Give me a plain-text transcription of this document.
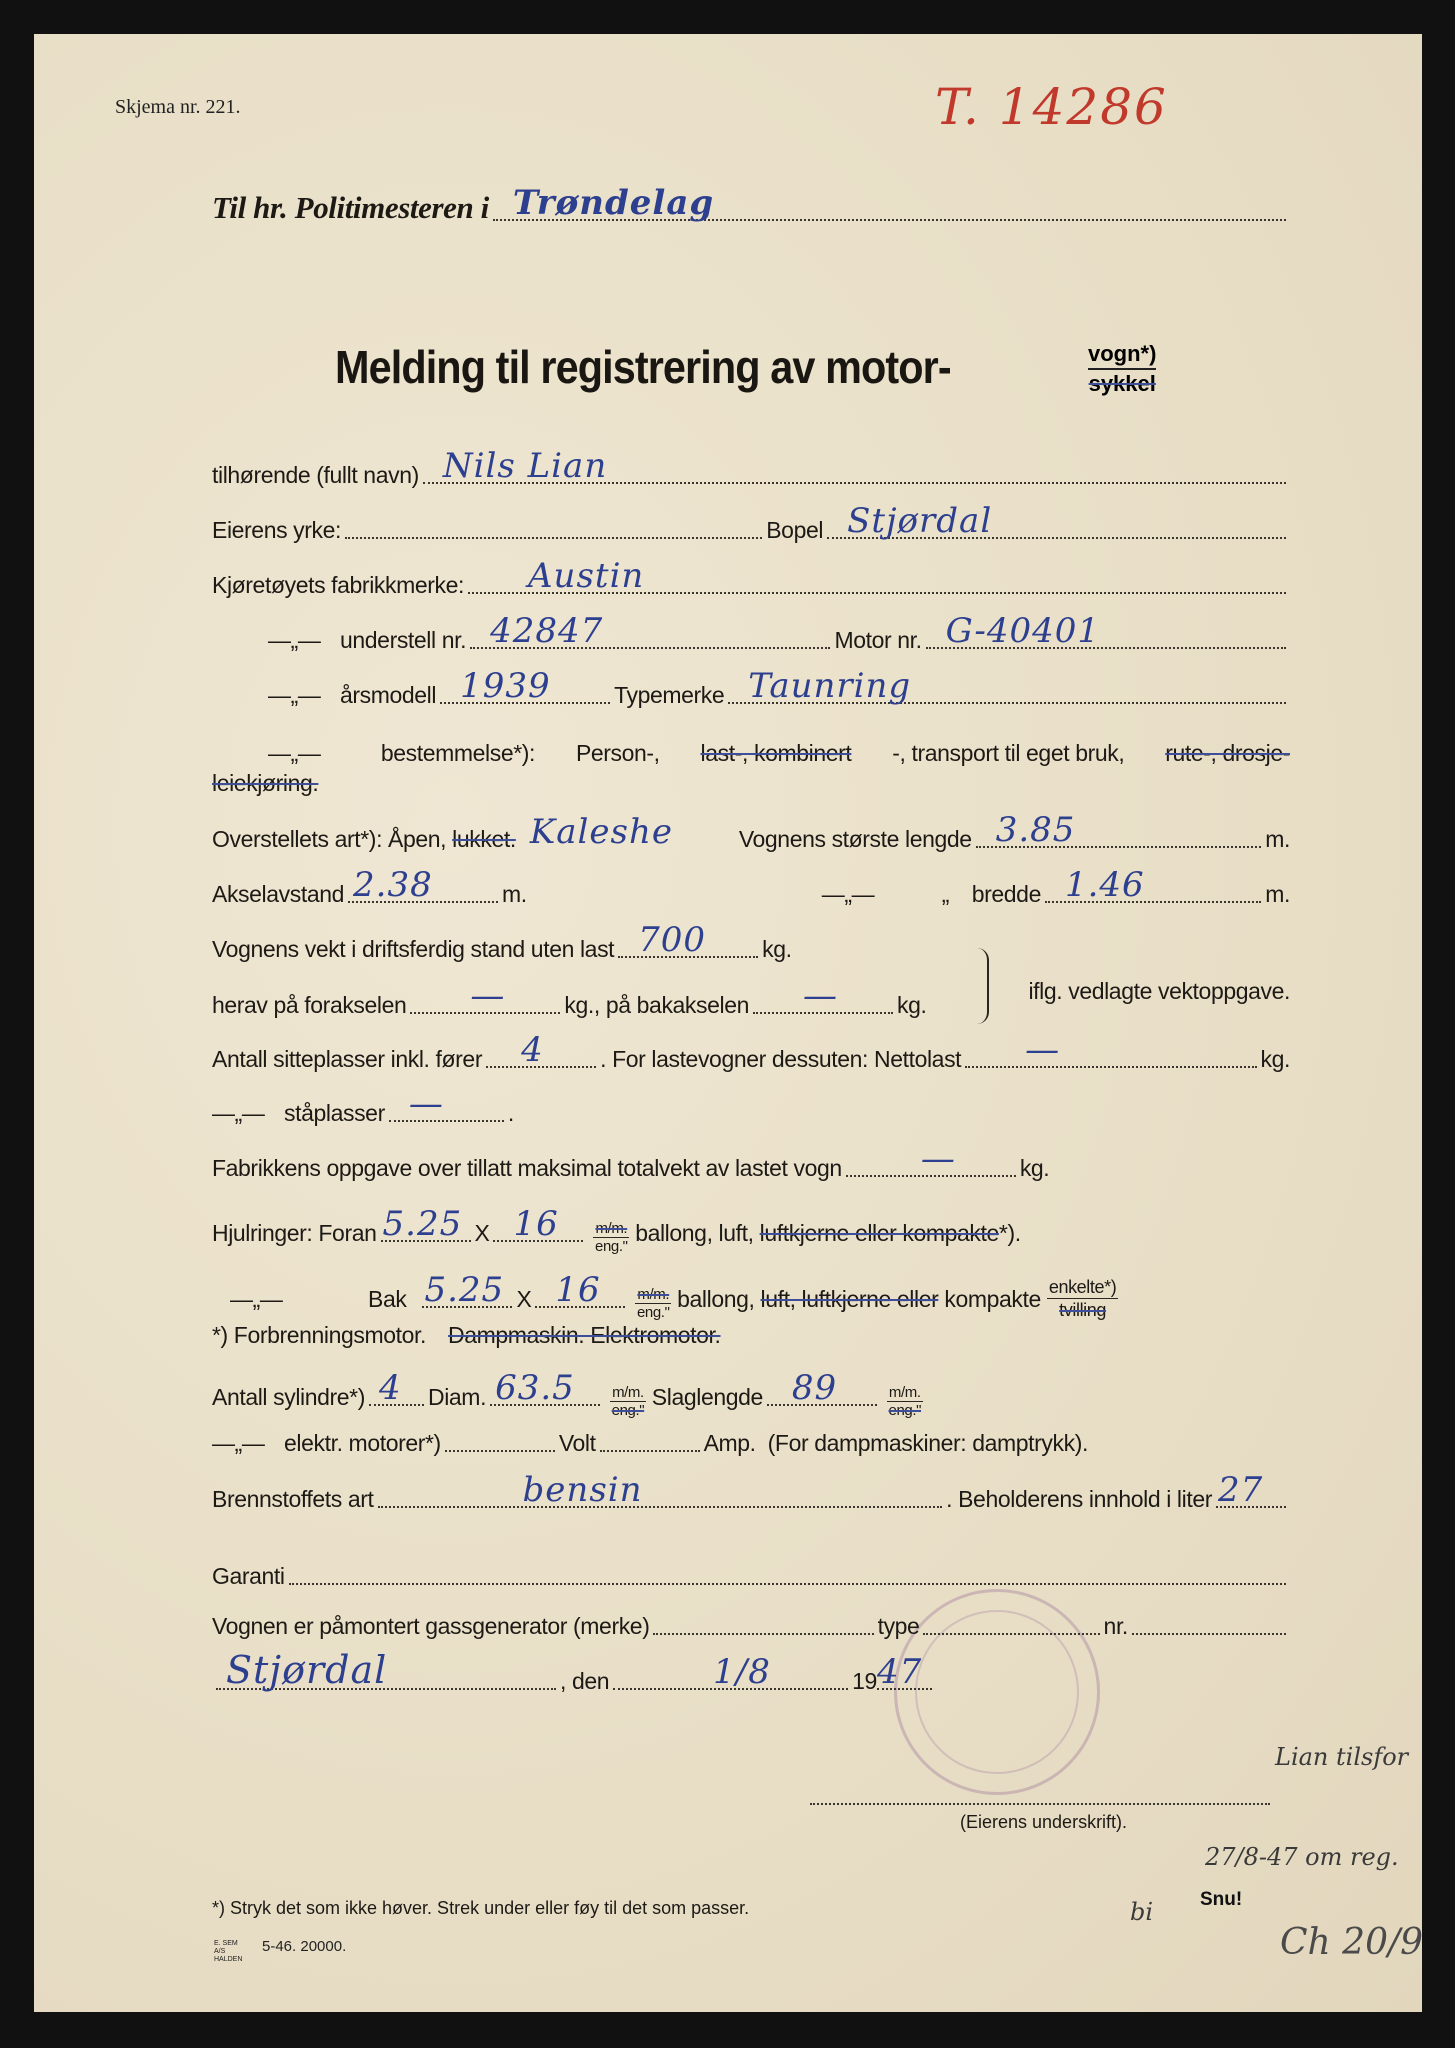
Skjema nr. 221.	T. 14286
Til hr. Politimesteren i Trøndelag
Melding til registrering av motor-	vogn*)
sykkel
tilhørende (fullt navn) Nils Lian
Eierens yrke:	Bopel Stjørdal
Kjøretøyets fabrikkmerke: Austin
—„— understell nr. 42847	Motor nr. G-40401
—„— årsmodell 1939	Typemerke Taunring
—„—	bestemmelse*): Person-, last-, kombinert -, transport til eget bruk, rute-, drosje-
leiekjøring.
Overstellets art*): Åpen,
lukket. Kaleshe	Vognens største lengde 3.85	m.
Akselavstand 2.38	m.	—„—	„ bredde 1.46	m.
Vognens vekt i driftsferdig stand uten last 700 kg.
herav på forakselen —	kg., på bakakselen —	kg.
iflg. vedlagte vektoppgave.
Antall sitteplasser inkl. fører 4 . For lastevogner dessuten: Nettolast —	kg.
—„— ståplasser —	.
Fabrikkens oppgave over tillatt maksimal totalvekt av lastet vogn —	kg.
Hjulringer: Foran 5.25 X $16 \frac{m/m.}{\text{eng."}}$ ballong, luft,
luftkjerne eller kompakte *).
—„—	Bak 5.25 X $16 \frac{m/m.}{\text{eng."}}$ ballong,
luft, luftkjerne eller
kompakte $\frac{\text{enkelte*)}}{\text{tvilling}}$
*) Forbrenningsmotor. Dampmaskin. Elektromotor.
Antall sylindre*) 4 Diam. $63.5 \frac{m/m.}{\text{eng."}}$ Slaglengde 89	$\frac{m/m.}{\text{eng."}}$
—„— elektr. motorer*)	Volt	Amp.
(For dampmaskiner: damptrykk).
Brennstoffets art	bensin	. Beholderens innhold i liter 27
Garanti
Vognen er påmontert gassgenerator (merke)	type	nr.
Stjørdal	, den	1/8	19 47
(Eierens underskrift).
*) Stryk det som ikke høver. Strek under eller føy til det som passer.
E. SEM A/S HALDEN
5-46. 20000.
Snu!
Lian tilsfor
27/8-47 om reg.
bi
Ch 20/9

◇ ◇ ◇ ◇ ◇ ◇ ◇

Print out every entry above without changing a word, and leave out the pictures.

→ **THE RESULT**
Give me a plain-text transcription of this document.
Skjema nr. 221.	T. 14286
Til hr. Politimesteren i Trøndelag
Melding til registrering av motor-	vogn*)
sykkel
tilhørende (fullt navn) Nils Lian
Eierens yrke:	Bopel Stjørdal
Kjøretøyets fabrikkmerke: Austin
—„— understell nr. 42847	Motor nr. G-40401
—„— årsmodell 1939	Typemerke Taunring
—„—	bestemmelse*): Person-, last-, kombinert -, transport til eget bruk, rute-, drosje-
leiekjøring.
Overstellets art*): Åpen,
lukket. Kaleshe	Vognens største lengde 3.85	m.
Akselavstand 2.38	m.	—„—	„ bredde 1.46	m.
Vognens vekt i driftsferdig stand uten last 700 kg.
herav på forakselen —	kg., på bakakselen —	kg.
iflg. vedlagte vektoppgave.
Antall sitteplasser inkl. fører 4 . For lastevogner dessuten: Nettolast —	kg.
—„— ståplasser —	.
Fabrikkens oppgave over tillatt maksimal totalvekt av lastet vogn —	kg.
Hjulringer: Foran 5.25 X $16 \frac{m/m.}{\text{eng."}}$ ballong, luft,
luftkjerne eller kompakte *).
—„—	Bak 5.25 X $16 \frac{m/m.}{\text{eng."}}$ ballong,
luft, luftkjerne eller
kompakte $\frac{\text{enkelte*)}}{\text{tvilling}}$
*) Forbrenningsmotor. Dampmaskin. Elektromotor.
Antall sylindre*) 4 Diam. $63.5 \frac{m/m.}{\text{eng."}}$ Slaglengde 89	$\frac{m/m.}{\text{eng."}}$
—„— elektr. motorer*)	Volt	Amp.
(For dampmaskiner: damptrykk).
Brennstoffets art	bensin	. Beholderens innhold i liter 27
Garanti
Vognen er påmontert gassgenerator (merke)	type	nr.
Stjørdal	, den	1/8	19 47
(Eierens underskrift).
*) Stryk det som ikke høver. Strek under eller føy til det som passer.
E. SEM A/S HALDEN
5-46. 20000.
Snu!
Lian tilsfor
27/8-47 om reg.
bi
Ch 20/9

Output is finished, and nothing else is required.